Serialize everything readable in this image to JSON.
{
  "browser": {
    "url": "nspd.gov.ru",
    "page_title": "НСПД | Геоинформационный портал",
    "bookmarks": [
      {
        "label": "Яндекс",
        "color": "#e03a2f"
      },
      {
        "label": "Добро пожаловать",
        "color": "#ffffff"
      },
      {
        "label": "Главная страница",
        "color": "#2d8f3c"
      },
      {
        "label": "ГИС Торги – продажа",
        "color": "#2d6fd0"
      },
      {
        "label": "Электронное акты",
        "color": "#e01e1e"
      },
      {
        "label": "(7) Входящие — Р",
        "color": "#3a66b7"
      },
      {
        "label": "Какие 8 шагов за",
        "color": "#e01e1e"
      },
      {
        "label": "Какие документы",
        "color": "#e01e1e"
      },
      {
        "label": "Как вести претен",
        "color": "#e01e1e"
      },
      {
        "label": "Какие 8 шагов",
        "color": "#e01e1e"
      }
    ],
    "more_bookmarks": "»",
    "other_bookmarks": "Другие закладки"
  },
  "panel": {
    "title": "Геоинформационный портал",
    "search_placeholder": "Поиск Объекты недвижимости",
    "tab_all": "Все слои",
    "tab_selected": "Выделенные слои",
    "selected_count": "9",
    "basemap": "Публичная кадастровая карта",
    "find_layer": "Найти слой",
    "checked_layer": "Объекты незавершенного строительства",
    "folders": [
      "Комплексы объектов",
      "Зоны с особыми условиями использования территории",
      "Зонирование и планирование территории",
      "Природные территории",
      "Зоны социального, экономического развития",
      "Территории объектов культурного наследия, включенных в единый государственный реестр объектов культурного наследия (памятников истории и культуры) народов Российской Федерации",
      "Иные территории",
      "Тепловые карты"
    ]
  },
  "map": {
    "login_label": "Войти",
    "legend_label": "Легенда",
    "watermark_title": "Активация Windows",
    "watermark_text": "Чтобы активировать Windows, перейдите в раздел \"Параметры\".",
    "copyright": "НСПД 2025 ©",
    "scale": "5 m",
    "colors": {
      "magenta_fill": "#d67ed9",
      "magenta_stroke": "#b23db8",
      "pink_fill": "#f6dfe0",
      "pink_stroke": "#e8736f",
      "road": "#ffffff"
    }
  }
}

* * * * * * * * *

• _SHORT EXERCISE_
Copy all the records above precisely.

• _TASK RESULT_
Serialize everything readable in this image to JSON.
{
  "browser": {
    "url": "nspd.gov.ru",
    "page_title": "НСПД | Геоинформационный портал",
    "bookmarks": [
      {
        "label": "Яндекс",
        "color": "#e03a2f"
      },
      {
        "label": "Добро пожаловать",
        "color": "#ffffff"
      },
      {
        "label": "Главная страница",
        "color": "#2d8f3c"
      },
      {
        "label": "ГИС Торги – продажа",
        "color": "#2d6fd0"
      },
      {
        "label": "Электронное акты",
        "color": "#e01e1e"
      },
      {
        "label": "(7) Входящие — Р",
        "color": "#3a66b7"
      },
      {
        "label": "Какие 8 шагов за",
        "color": "#e01e1e"
      },
      {
        "label": "Какие документы",
        "color": "#e01e1e"
      },
      {
        "label": "Как вести претен",
        "color": "#e01e1e"
      },
      {
        "label": "Какие 8 шагов",
        "color": "#e01e1e"
      }
    ],
    "more_bookmarks": "»",
    "other_bookmarks": "Другие закладки"
  },
  "panel": {
    "title": "Геоинформационный портал",
    "search_placeholder": "Поиск Объекты недвижимости",
    "tab_all": "Все слои",
    "tab_selected": "Выделенные слои",
    "selected_count": "9",
    "basemap": "Публичная кадастровая карта",
    "find_layer": "Найти слой",
    "checked_layer": "Объекты незавершенного строительства",
    "folders": [
      "Комплексы объектов",
      "Зоны с особыми условиями использования территории",
      "Зонирование и планирование территории",
      "Природные территории",
      "Зоны социального, экономического развития",
      "Территории объектов культурного наследия, включенных в единый государственный реестр объектов культурного наследия (памятников истории и культуры) народов Российской Федерации",
      "Иные территории",
      "Тепловые карты"
    ]
  },
  "map": {
    "login_label": "Войти",
    "legend_label": "Легенда",
    "watermark_title": "Активация Windows",
    "watermark_text": "Чтобы активировать Windows, перейдите в раздел \"Параметры\".",
    "copyright": "НСПД 2025 ©",
    "scale": "5 m",
    "colors": {
      "magenta_fill": "#d67ed9",
      "magenta_stroke": "#b23db8",
      "pink_fill": "#f6dfe0",
      "pink_stroke": "#e8736f",
      "road": "#ffffff"
    }
  }
}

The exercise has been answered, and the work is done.